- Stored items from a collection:
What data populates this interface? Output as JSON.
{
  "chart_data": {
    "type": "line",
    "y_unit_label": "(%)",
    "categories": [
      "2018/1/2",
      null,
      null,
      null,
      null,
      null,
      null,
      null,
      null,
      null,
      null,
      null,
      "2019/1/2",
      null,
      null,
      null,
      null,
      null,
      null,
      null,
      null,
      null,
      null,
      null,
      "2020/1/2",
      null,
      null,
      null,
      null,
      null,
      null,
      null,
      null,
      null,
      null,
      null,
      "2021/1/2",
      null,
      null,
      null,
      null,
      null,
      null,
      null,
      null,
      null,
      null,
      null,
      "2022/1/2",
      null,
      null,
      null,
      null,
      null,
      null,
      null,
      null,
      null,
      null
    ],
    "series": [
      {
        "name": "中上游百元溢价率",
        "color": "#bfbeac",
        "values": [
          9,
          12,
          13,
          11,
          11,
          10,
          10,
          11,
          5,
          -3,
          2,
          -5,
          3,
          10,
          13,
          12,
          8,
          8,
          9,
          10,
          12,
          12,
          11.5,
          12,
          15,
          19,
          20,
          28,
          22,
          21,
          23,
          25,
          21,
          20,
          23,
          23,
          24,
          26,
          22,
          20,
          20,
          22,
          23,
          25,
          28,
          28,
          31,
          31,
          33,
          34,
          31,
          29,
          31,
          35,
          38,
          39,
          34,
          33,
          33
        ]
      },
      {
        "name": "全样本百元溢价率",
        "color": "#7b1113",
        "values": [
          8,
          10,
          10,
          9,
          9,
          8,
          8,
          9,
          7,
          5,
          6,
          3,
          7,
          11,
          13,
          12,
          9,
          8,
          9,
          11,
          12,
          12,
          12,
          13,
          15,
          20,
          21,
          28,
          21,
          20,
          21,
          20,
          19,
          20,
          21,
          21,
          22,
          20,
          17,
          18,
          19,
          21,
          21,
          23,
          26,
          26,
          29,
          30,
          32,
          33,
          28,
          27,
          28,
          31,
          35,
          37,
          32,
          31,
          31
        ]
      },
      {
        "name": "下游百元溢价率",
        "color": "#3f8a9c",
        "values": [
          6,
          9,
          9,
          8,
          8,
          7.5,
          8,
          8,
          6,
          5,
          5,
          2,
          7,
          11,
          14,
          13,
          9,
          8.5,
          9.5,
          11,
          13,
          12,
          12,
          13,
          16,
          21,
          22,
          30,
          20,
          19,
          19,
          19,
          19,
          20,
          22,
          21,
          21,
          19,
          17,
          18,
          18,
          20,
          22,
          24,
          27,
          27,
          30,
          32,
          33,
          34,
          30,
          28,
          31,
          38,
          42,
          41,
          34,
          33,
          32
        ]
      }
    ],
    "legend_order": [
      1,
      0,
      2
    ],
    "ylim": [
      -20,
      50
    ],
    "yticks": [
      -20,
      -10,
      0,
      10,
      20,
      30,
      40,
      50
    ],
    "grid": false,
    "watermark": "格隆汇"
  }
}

- What the task asks:
Tally the lines of the listing in which the word "color" occurs, and state the total alone.

- Task answer:
3